* **What the exercise asks**
Return the material word for word. Do not include the pictures.

* **Data to process**
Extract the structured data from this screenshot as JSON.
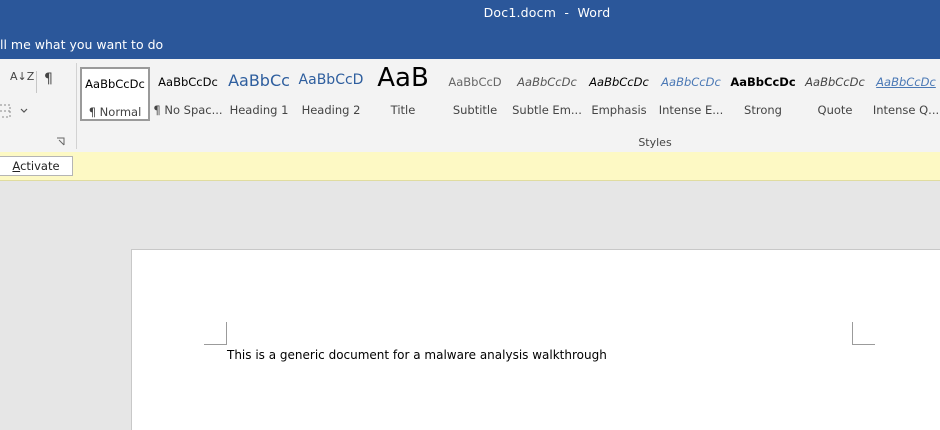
{
  "window": {
    "title": "Doc1.docm  -  Word"
  },
  "tell_me": {
    "placeholder": "ll me what you want to do"
  },
  "styles_group": {
    "label": "Styles",
    "items": [
      {
        "preview": "AaBbCcDc",
        "name": "¶ Normal"
      },
      {
        "preview": "AaBbCcDc",
        "name": "¶ No Spac..."
      },
      {
        "preview": "AaBbCc",
        "name": "Heading 1"
      },
      {
        "preview": "AaBbCcD",
        "name": "Heading 2"
      },
      {
        "preview": "AaB",
        "name": "Title"
      },
      {
        "preview": "AaBbCcD",
        "name": "Subtitle"
      },
      {
        "preview": "AaBbCcDc",
        "name": "Subtle Em..."
      },
      {
        "preview": "AaBbCcDc",
        "name": "Emphasis"
      },
      {
        "preview": "AaBbCcDc",
        "name": "Intense E..."
      },
      {
        "preview": "AaBbCcDc",
        "name": "Strong"
      },
      {
        "preview": "AaBbCcDc",
        "name": "Quote"
      },
      {
        "preview": "AaBbCcDc",
        "name": "Intense Q..."
      }
    ]
  },
  "paragraph_tools": {
    "sort_icon": "A↓Z",
    "pilcrow": "¶",
    "borders_icon": "borders-icon"
  },
  "message_bar": {
    "activate_label": "Activate"
  },
  "document": {
    "text": "This is a generic  document for a malware analysis walkthrough"
  },
  "colors": {
    "title_bar": "#2b579a",
    "message_bar": "#fdf9c4",
    "canvas": "#e6e6e6"
  }
}
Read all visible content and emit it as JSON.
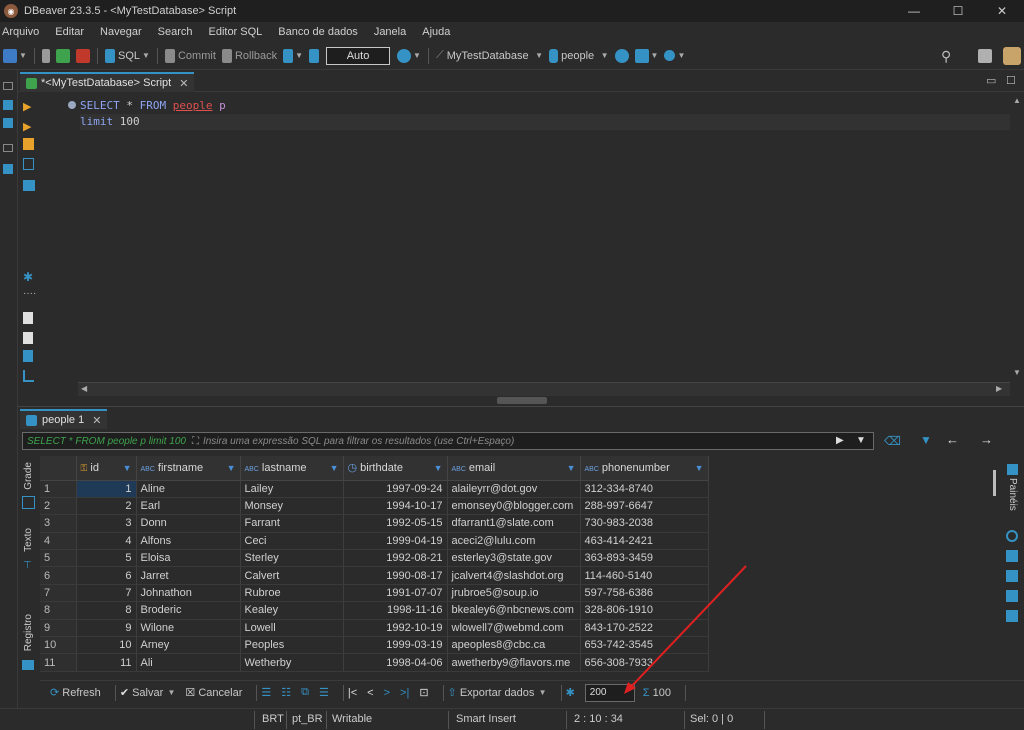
{
  "window": {
    "title": "DBeaver 23.3.5 - <MyTestDatabase> Script",
    "min": "—",
    "max": "☐",
    "close": "✕"
  },
  "menu": [
    "Arquivo",
    "Editar",
    "Navegar",
    "Search",
    "Editor SQL",
    "Banco de dados",
    "Janela",
    "Ajuda"
  ],
  "toolbar": {
    "sql_label": "SQL",
    "commit_label": "Commit",
    "rollback_label": "Rollback",
    "transaction_mode": "Auto",
    "datasource": "MyTestDatabase",
    "schema": "people"
  },
  "editor": {
    "tab_label": "*<MyTestDatabase> Script",
    "line1": {
      "kw1": "SELECT",
      "star": " * ",
      "kw2": "FROM",
      "table": "people",
      "alias": " p"
    },
    "line2": {
      "kw": "limit",
      "value": " 100"
    }
  },
  "results": {
    "tab_label": "people 1",
    "filter_query": "SELECT * FROM people p limit 100",
    "filter_placeholder": "Insira uma expressão SQL para filtrar os resultados (use Ctrl+Espaço)",
    "side_tabs": [
      "Grade",
      "Texto",
      "Registro"
    ],
    "right_panel_label": "Painéis",
    "columns": [
      {
        "name": "id",
        "type": "key"
      },
      {
        "name": "firstname",
        "type": "ABC"
      },
      {
        "name": "lastname",
        "type": "ABC"
      },
      {
        "name": "birthdate",
        "type": "date"
      },
      {
        "name": "email",
        "type": "ABC"
      },
      {
        "name": "phonenumber",
        "type": "ABC"
      }
    ],
    "rows": [
      [
        "1",
        "1",
        "Aline",
        "Lailey",
        "1997-09-24",
        "alaileyrr@dot.gov",
        "312-334-8740"
      ],
      [
        "2",
        "2",
        "Earl",
        "Monsey",
        "1994-10-17",
        "emonsey0@blogger.com",
        "288-997-6647"
      ],
      [
        "3",
        "3",
        "Donn",
        "Farrant",
        "1992-05-15",
        "dfarrant1@slate.com",
        "730-983-2038"
      ],
      [
        "4",
        "4",
        "Alfons",
        "Ceci",
        "1999-04-19",
        "aceci2@lulu.com",
        "463-414-2421"
      ],
      [
        "5",
        "5",
        "Eloisa",
        "Sterley",
        "1992-08-21",
        "esterley3@state.gov",
        "363-893-3459"
      ],
      [
        "6",
        "6",
        "Jarret",
        "Calvert",
        "1990-08-17",
        "jcalvert4@slashdot.org",
        "114-460-5140"
      ],
      [
        "7",
        "7",
        "Johnathon",
        "Rubroe",
        "1991-07-07",
        "jrubroe5@soup.io",
        "597-758-6386"
      ],
      [
        "8",
        "8",
        "Broderic",
        "Kealey",
        "1998-11-16",
        "bkealey6@nbcnews.com",
        "328-806-1910"
      ],
      [
        "9",
        "9",
        "Wilone",
        "Lowell",
        "1992-10-19",
        "wlowell7@webmd.com",
        "843-170-2522"
      ],
      [
        "10",
        "10",
        "Arney",
        "Peoples",
        "1999-03-19",
        "apeoples8@cbc.ca",
        "653-742-3545"
      ],
      [
        "11",
        "11",
        "Ali",
        "Wetherby",
        "1998-04-06",
        "awetherby9@flavors.me",
        "656-308-7933"
      ]
    ],
    "bottom": {
      "refresh": "Refresh",
      "save": "Salvar",
      "cancel": "Cancelar",
      "export": "Exportar dados",
      "fetch_size": "200",
      "row_count": "100"
    }
  },
  "status": {
    "timezone": "BRT",
    "locale": "pt_BR",
    "mode": "Writable",
    "insert": "Smart Insert",
    "position": "2 : 10 : 34",
    "selection": "Sel: 0 | 0"
  }
}
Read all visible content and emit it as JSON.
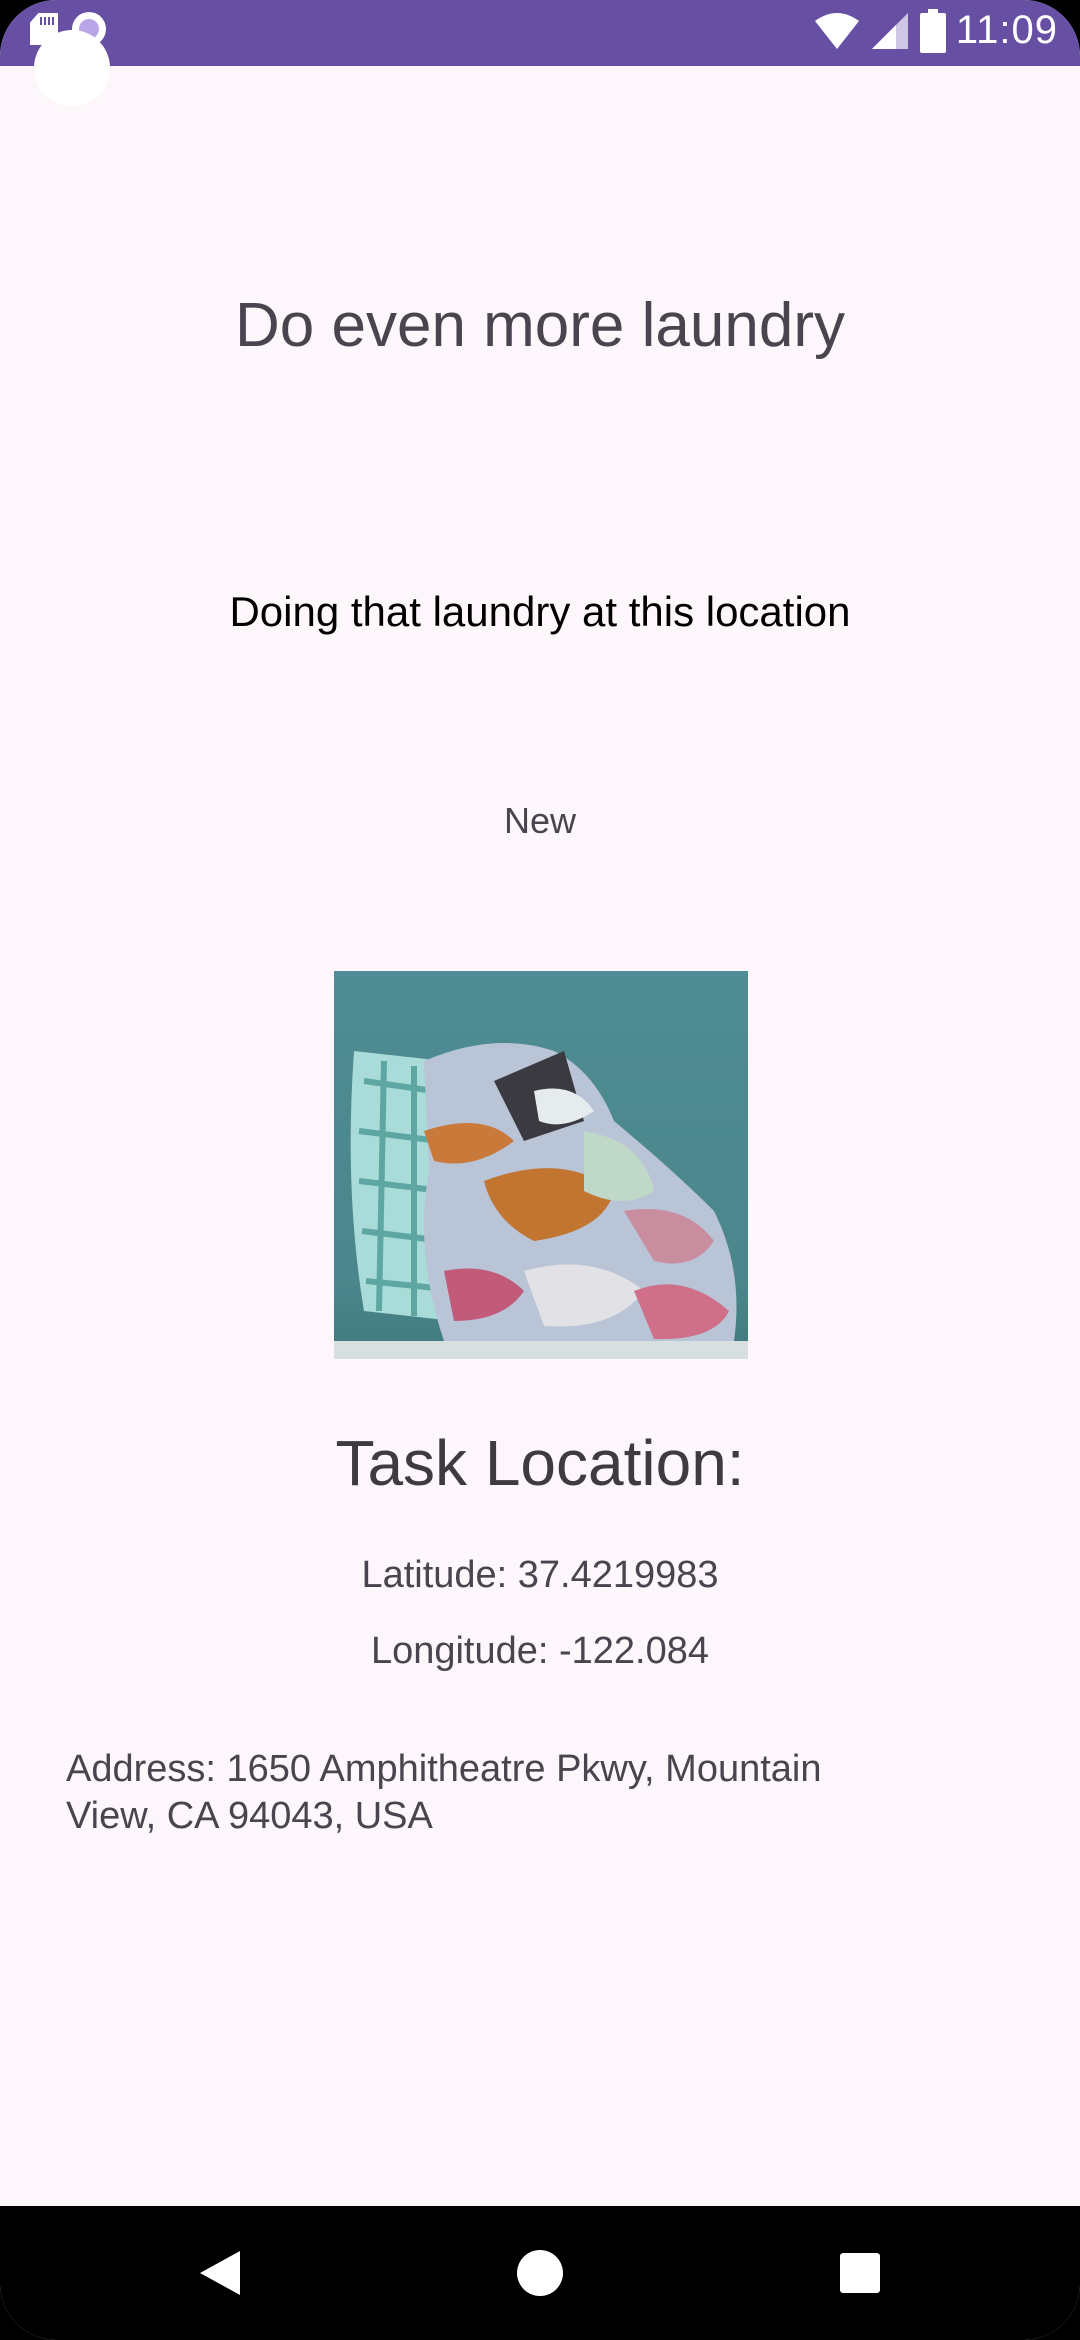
{
  "status_bar": {
    "time": "11:09",
    "icons": [
      "sd-card-icon",
      "screen-record-icon",
      "wifi-icon",
      "signal-icon",
      "battery-icon"
    ]
  },
  "task": {
    "title": "Do even more laundry",
    "description": "Doing that laundry at this location",
    "status": "New",
    "image_subject": "laundry basket with clothes"
  },
  "location": {
    "heading": "Task Location:",
    "latitude": "Latitude: 37.4219983",
    "longitude": "Longitude: -122.084",
    "address": "Address: 1650 Amphitheatre Pkwy, Mountain View, CA 94043, USA"
  },
  "nav": {
    "back": "back-icon",
    "home": "home-icon",
    "recents": "recents-icon"
  },
  "colors": {
    "status_bar": "#6750a4",
    "background": "#fdf7fb",
    "text_primary": "#49454f"
  }
}
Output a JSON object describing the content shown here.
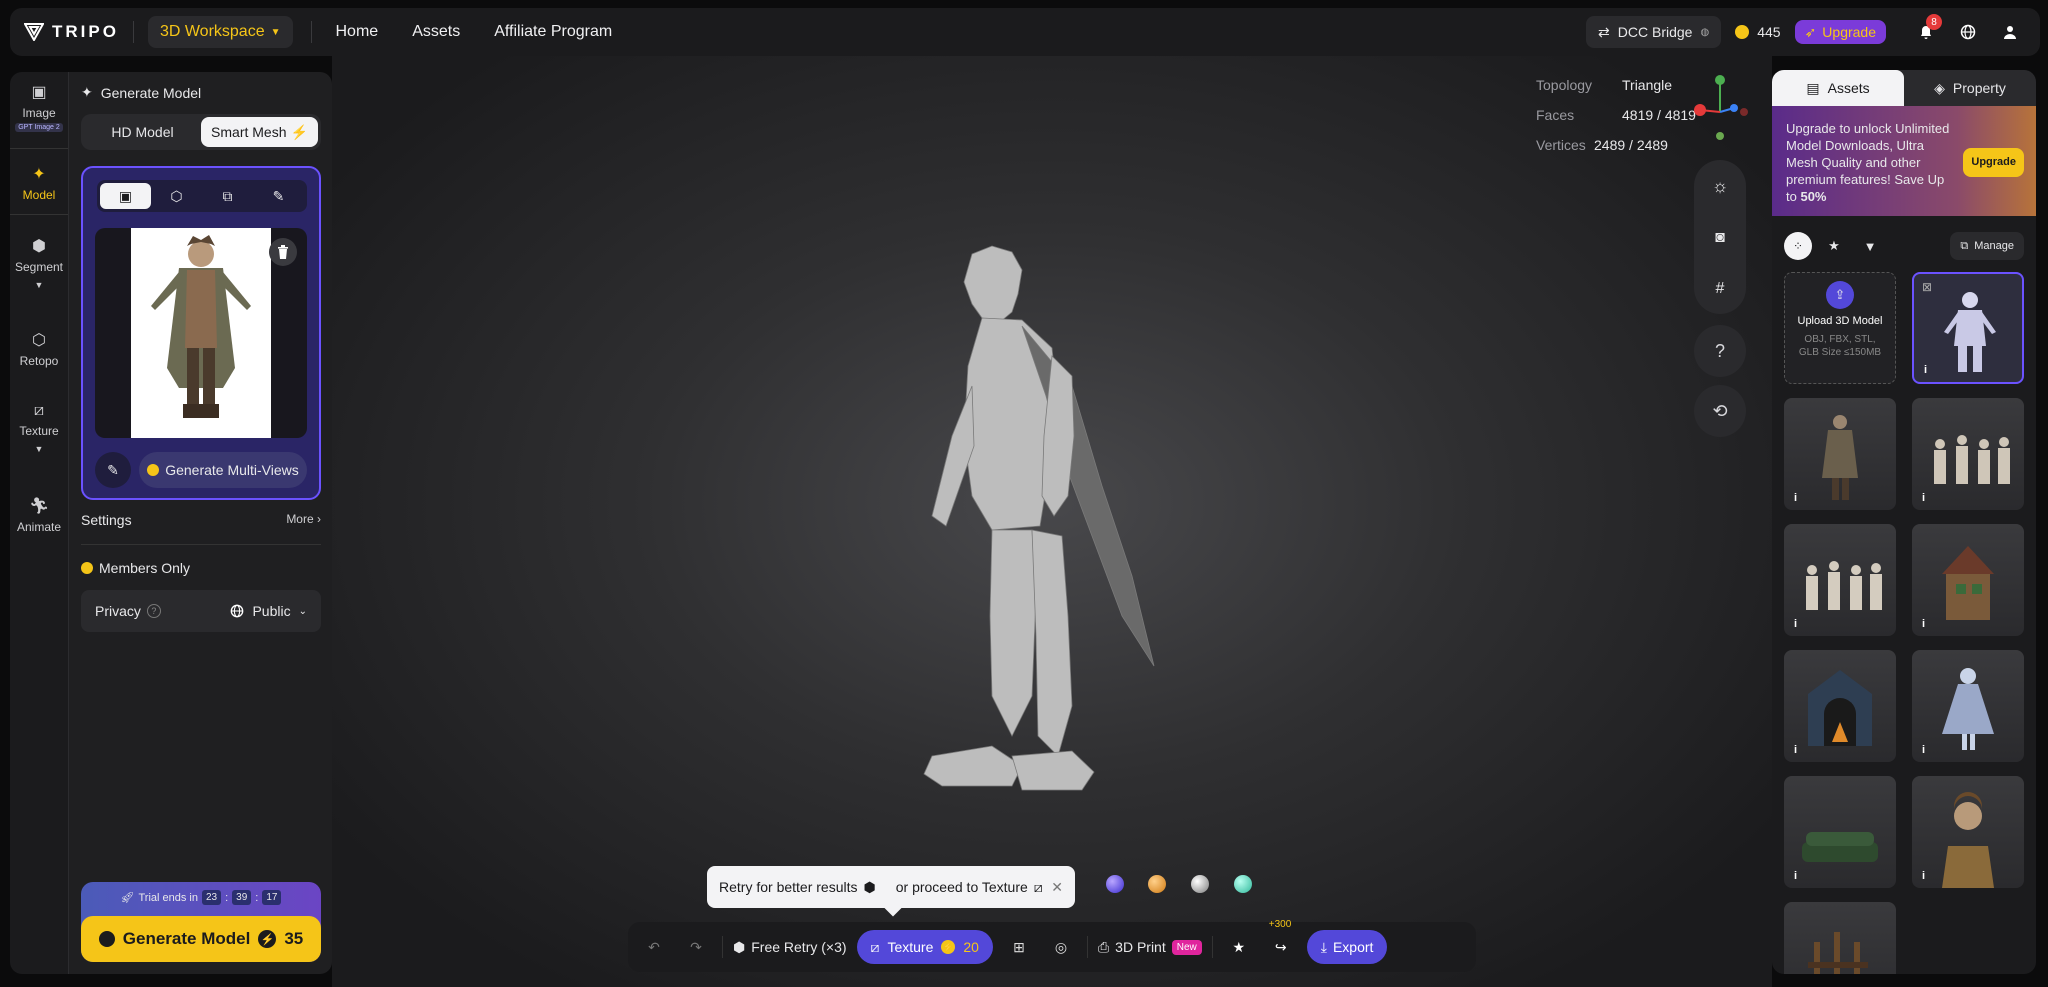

* **Response**
Extract the structured data from this screenshot as JSON.
{
  "window": {
    "title": "Doc1.docm  -  Word"
  },
  "tell_me": {
    "placeholder": "ll me what you want to do"
  },
  "styles_group": {
    "label": "Styles",
    "items": [
      {
        "preview": "AaBbCcDc",
        "name": "¶ Normal"
      },
      {
        "preview": "AaBbCcDc",
        "name": "¶ No Spac..."
      },
      {
        "preview": "AaBbCc",
        "name": "Heading 1"
      },
      {
        "preview": "AaBbCcD",
        "name": "Heading 2"
      },
      {
        "preview": "AaB",
        "name": "Title"
      },
      {
        "preview": "AaBbCcD",
        "name": "Subtitle"
      },
      {
        "preview": "AaBbCcDc",
        "name": "Subtle Em..."
      },
      {
        "preview": "AaBbCcDc",
        "name": "Emphasis"
      },
      {
        "preview": "AaBbCcDc",
        "name": "Intense E..."
      },
      {
        "preview": "AaBbCcDc",
        "name": "Strong"
      },
      {
        "preview": "AaBbCcDc",
        "name": "Quote"
      },
      {
        "preview": "AaBbCcDc",
        "name": "Intense Q..."
      }
    ]
  },
  "paragraph_tools": {
    "sort_icon": "A↓Z",
    "pilcrow": "¶",
    "borders_icon": "borders-icon"
  },
  "message_bar": {
    "activate_label": "Activate"
  },
  "document": {
    "text": "This is a generic  document for a malware analysis walkthrough"
  },
  "colors": {
    "title_bar": "#2b579a",
    "message_bar": "#fdf9c4",
    "canvas": "#e6e6e6"
  }
}
Read all visible content and emit it as JSON.
{
  "window": {
    "title": "DBeaver 23.3.5 - <MyTestDatabase> Script",
    "min": "—",
    "max": "☐",
    "close": "✕"
  },
  "menu": [
    "Arquivo",
    "Editar",
    "Navegar",
    "Search",
    "Editor SQL",
    "Banco de dados",
    "Janela",
    "Ajuda"
  ],
  "toolbar": {
    "sql_label": "SQL",
    "commit_label": "Commit",
    "rollback_label": "Rollback",
    "transaction_mode": "Auto",
    "datasource": "MyTestDatabase",
    "schema": "people"
  },
  "editor": {
    "tab_label": "*<MyTestDatabase> Script",
    "line1": {
      "kw1": "SELECT",
      "star": " * ",
      "kw2": "FROM",
      "table": "people",
      "alias": " p"
    },
    "line2": {
      "kw": "limit",
      "value": " 100"
    }
  },
  "results": {
    "tab_label": "people 1",
    "filter_query": "SELECT * FROM people p limit 100",
    "filter_placeholder": "Insira uma expressão SQL para filtrar os resultados (use Ctrl+Espaço)",
    "side_tabs": [
      "Grade",
      "Texto",
      "Registro"
    ],
    "right_panel_label": "Painéis",
    "columns": [
      {
        "name": "id",
        "type": "key"
      },
      {
        "name": "firstname",
        "type": "ABC"
      },
      {
        "name": "lastname",
        "type": "ABC"
      },
      {
        "name": "birthdate",
        "type": "date"
      },
      {
        "name": "email",
        "type": "ABC"
      },
      {
        "name": "phonenumber",
        "type": "ABC"
      }
    ],
    "rows": [
      [
        "1",
        "1",
        "Aline",
        "Lailey",
        "1997-09-24",
        "alaileyrr@dot.gov",
        "312-334-8740"
      ],
      [
        "2",
        "2",
        "Earl",
        "Monsey",
        "1994-10-17",
        "emonsey0@blogger.com",
        "288-997-6647"
      ],
      [
        "3",
        "3",
        "Donn",
        "Farrant",
        "1992-05-15",
        "dfarrant1@slate.com",
        "730-983-2038"
      ],
      [
        "4",
        "4",
        "Alfons",
        "Ceci",
        "1999-04-19",
        "aceci2@lulu.com",
        "463-414-2421"
      ],
      [
        "5",
        "5",
        "Eloisa",
        "Sterley",
        "1992-08-21",
        "esterley3@state.gov",
        "363-893-3459"
      ],
      [
        "6",
        "6",
        "Jarret",
        "Calvert",
        "1990-08-17",
        "jcalvert4@slashdot.org",
        "114-460-5140"
      ],
      [
        "7",
        "7",
        "Johnathon",
        "Rubroe",
        "1991-07-07",
        "jrubroe5@soup.io",
        "597-758-6386"
      ],
      [
        "8",
        "8",
        "Broderic",
        "Kealey",
        "1998-11-16",
        "bkealey6@nbcnews.com",
        "328-806-1910"
      ],
      [
        "9",
        "9",
        "Wilone",
        "Lowell",
        "1992-10-19",
        "wlowell7@webmd.com",
        "843-170-2522"
      ],
      [
        "10",
        "10",
        "Arney",
        "Peoples",
        "1999-03-19",
        "apeoples8@cbc.ca",
        "653-742-3545"
      ],
      [
        "11",
        "11",
        "Ali",
        "Wetherby",
        "1998-04-06",
        "awetherby9@flavors.me",
        "656-308-7933"
      ]
    ],
    "bottom": {
      "refresh": "Refresh",
      "save": "Salvar",
      "cancel": "Cancelar",
      "export": "Exportar dados",
      "fetch_size": "200",
      "row_count": "100"
    }
  },
  "status": {
    "timezone": "BRT",
    "locale": "pt_BR",
    "mode": "Writable",
    "insert": "Smart Insert",
    "position": "2 : 10 : 34",
    "selection": "Sel: 0 | 0"
  }
}
Read all visible content and emit it as JSON.
{
  "status_bar": {
    "time": "11:09",
    "icons": [
      "sd-card-icon",
      "screen-record-icon",
      "wifi-icon",
      "signal-icon",
      "battery-icon"
    ]
  },
  "task": {
    "title": "Do even more laundry",
    "description": "Doing that laundry at this location",
    "status": "New",
    "image_subject": "laundry basket with clothes"
  },
  "location": {
    "heading": "Task Location:",
    "latitude": "Latitude: 37.4219983",
    "longitude": "Longitude: -122.084",
    "address": "Address: 1650 Amphitheatre Pkwy, Mountain View, CA 94043, USA"
  },
  "nav": {
    "back": "back-icon",
    "home": "home-icon",
    "recents": "recents-icon"
  },
  "colors": {
    "status_bar": "#6750a4",
    "background": "#fdf7fb",
    "text_primary": "#49454f"
  }
}
Output a JSON object describing the content shown here.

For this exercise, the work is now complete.